> [Written request]:
Rewrite the material below, changing each "spectrogram-cell" to "spectrogram-bin" and leaving every other character as it stands.

> [Data section]:
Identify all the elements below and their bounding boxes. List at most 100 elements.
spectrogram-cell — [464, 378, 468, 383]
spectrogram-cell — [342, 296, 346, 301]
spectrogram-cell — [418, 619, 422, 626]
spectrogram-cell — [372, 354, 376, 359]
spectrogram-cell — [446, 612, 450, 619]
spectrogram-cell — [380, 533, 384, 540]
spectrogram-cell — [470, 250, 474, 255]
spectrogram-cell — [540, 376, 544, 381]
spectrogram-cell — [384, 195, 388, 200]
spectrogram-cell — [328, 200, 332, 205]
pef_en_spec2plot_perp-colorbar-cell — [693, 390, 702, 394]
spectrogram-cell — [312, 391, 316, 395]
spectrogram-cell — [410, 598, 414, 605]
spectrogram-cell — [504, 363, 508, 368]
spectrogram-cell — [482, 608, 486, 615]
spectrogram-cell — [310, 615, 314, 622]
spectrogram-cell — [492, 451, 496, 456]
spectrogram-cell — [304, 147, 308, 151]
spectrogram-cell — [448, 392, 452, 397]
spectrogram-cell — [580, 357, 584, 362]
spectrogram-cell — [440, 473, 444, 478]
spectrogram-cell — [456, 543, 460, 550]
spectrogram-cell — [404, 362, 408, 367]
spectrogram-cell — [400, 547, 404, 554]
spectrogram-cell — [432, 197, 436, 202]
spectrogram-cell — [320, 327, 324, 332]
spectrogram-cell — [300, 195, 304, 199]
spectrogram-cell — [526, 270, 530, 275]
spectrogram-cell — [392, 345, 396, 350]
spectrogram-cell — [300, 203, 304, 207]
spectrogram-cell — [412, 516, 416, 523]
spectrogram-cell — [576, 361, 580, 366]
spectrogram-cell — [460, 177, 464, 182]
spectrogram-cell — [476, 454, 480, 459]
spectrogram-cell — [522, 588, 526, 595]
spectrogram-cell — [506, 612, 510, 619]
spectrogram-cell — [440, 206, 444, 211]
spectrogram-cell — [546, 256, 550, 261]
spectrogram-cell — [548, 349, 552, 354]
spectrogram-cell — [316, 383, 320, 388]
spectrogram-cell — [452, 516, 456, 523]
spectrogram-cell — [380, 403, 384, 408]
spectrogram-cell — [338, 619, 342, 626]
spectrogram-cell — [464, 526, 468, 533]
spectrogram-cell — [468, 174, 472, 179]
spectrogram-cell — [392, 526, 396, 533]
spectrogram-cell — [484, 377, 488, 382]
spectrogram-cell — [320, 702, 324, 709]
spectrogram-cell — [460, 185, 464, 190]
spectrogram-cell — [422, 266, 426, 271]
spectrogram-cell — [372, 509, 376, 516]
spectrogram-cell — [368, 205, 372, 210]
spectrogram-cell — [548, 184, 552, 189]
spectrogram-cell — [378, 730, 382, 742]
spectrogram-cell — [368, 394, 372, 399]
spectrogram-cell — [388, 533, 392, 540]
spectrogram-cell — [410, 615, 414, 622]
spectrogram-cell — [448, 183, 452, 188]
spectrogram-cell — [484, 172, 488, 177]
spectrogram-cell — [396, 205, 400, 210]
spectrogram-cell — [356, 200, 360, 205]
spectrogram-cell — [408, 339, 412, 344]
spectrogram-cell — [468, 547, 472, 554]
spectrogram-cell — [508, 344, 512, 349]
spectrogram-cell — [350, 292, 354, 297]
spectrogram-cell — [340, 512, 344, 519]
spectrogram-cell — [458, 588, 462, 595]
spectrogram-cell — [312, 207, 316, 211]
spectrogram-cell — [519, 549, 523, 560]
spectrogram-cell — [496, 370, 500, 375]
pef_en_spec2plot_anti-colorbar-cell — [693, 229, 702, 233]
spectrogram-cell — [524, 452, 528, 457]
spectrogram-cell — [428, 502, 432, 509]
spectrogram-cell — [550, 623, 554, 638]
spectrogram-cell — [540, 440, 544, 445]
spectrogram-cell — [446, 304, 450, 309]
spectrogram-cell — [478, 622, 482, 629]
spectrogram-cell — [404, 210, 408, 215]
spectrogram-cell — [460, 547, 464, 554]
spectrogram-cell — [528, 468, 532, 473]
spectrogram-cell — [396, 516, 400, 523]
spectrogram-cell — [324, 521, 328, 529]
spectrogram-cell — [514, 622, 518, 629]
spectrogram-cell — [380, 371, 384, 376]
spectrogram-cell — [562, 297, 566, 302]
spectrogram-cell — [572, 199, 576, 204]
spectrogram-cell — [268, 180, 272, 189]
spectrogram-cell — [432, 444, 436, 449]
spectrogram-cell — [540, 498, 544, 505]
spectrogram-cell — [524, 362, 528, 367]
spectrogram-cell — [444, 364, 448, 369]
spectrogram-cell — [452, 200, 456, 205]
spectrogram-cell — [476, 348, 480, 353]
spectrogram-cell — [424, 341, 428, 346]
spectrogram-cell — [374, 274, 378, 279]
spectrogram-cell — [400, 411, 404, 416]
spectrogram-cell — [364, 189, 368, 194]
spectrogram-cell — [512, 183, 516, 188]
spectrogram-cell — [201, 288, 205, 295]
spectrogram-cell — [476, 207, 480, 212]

> [Correct output]:
Identify all the elements below and their bounding boxes. List at most 100 elements.
spectrogram-bin — [464, 378, 468, 383]
spectrogram-bin — [342, 296, 346, 301]
spectrogram-bin — [418, 619, 422, 626]
spectrogram-bin — [372, 354, 376, 359]
spectrogram-bin — [446, 612, 450, 619]
spectrogram-bin — [380, 533, 384, 540]
spectrogram-bin — [470, 250, 474, 255]
spectrogram-bin — [540, 376, 544, 381]
spectrogram-bin — [384, 195, 388, 200]
spectrogram-bin — [328, 200, 332, 205]
pef_en_spec2plot_perp-colorbar-cell — [693, 390, 702, 394]
spectrogram-bin — [312, 391, 316, 395]
spectrogram-bin — [410, 598, 414, 605]
spectrogram-bin — [504, 363, 508, 368]
spectrogram-bin — [482, 608, 486, 615]
spectrogram-bin — [310, 615, 314, 622]
spectrogram-bin — [492, 451, 496, 456]
spectrogram-bin — [304, 147, 308, 151]
spectrogram-bin — [448, 392, 452, 397]
spectrogram-bin — [580, 357, 584, 362]
spectrogram-bin — [440, 473, 444, 478]
spectrogram-bin — [456, 543, 460, 550]
spectrogram-bin — [404, 362, 408, 367]
spectrogram-bin — [400, 547, 404, 554]
spectrogram-bin — [432, 197, 436, 202]
spectrogram-bin — [320, 327, 324, 332]
spectrogram-bin — [300, 195, 304, 199]
spectrogram-bin — [526, 270, 530, 275]
spectrogram-bin — [392, 345, 396, 350]
spectrogram-bin — [300, 203, 304, 207]
spectrogram-bin — [412, 516, 416, 523]
spectrogram-bin — [576, 361, 580, 366]
spectrogram-bin — [460, 177, 464, 182]
spectrogram-bin — [476, 454, 480, 459]
spectrogram-bin — [522, 588, 526, 595]
spectrogram-bin — [506, 612, 510, 619]
spectrogram-bin — [440, 206, 444, 211]
spectrogram-bin — [546, 256, 550, 261]
spectrogram-bin — [548, 349, 552, 354]
spectrogram-bin — [316, 383, 320, 388]
spectrogram-bin — [452, 516, 456, 523]
spectrogram-bin — [380, 403, 384, 408]
spectrogram-bin — [338, 619, 342, 626]
spectrogram-bin — [464, 526, 468, 533]
spectrogram-bin — [468, 174, 472, 179]
spectrogram-bin — [392, 526, 396, 533]
spectrogram-bin — [484, 377, 488, 382]
spectrogram-bin — [320, 702, 324, 709]
spectrogram-bin — [460, 185, 464, 190]
spectrogram-bin — [422, 266, 426, 271]
spectrogram-bin — [372, 509, 376, 516]
spectrogram-bin — [368, 205, 372, 210]
spectrogram-bin — [548, 184, 552, 189]
spectrogram-bin — [378, 730, 382, 742]
spectrogram-bin — [368, 394, 372, 399]
spectrogram-bin — [388, 533, 392, 540]
spectrogram-bin — [410, 615, 414, 622]
spectrogram-bin — [448, 183, 452, 188]
spectrogram-bin — [484, 172, 488, 177]
spectrogram-bin — [396, 205, 400, 210]
spectrogram-bin — [356, 200, 360, 205]
spectrogram-bin — [408, 339, 412, 344]
spectrogram-bin — [468, 547, 472, 554]
spectrogram-bin — [508, 344, 512, 349]
spectrogram-bin — [350, 292, 354, 297]
spectrogram-bin — [340, 512, 344, 519]
spectrogram-bin — [458, 588, 462, 595]
spectrogram-bin — [312, 207, 316, 211]
spectrogram-bin — [519, 549, 523, 560]
spectrogram-bin — [496, 370, 500, 375]
pef_en_spec2plot_anti-colorbar-cell — [693, 229, 702, 233]
spectrogram-bin — [524, 452, 528, 457]
spectrogram-bin — [428, 502, 432, 509]
spectrogram-bin — [550, 623, 554, 638]
spectrogram-bin — [540, 440, 544, 445]
spectrogram-bin — [446, 304, 450, 309]
spectrogram-bin — [478, 622, 482, 629]
spectrogram-bin — [404, 210, 408, 215]
spectrogram-bin — [460, 547, 464, 554]
spectrogram-bin — [528, 468, 532, 473]
spectrogram-bin — [396, 516, 400, 523]
spectrogram-bin — [324, 521, 328, 529]
spectrogram-bin — [514, 622, 518, 629]
spectrogram-bin — [380, 371, 384, 376]
spectrogram-bin — [562, 297, 566, 302]
spectrogram-bin — [572, 199, 576, 204]
spectrogram-bin — [268, 180, 272, 189]
spectrogram-bin — [432, 444, 436, 449]
spectrogram-bin — [540, 498, 544, 505]
spectrogram-bin — [524, 362, 528, 367]
spectrogram-bin — [444, 364, 448, 369]
spectrogram-bin — [452, 200, 456, 205]
spectrogram-bin — [476, 348, 480, 353]
spectrogram-bin — [424, 341, 428, 346]
spectrogram-bin — [374, 274, 378, 279]
spectrogram-bin — [400, 411, 404, 416]
spectrogram-bin — [364, 189, 368, 194]
spectrogram-bin — [512, 183, 516, 188]
spectrogram-bin — [201, 288, 205, 295]
spectrogram-bin — [476, 207, 480, 212]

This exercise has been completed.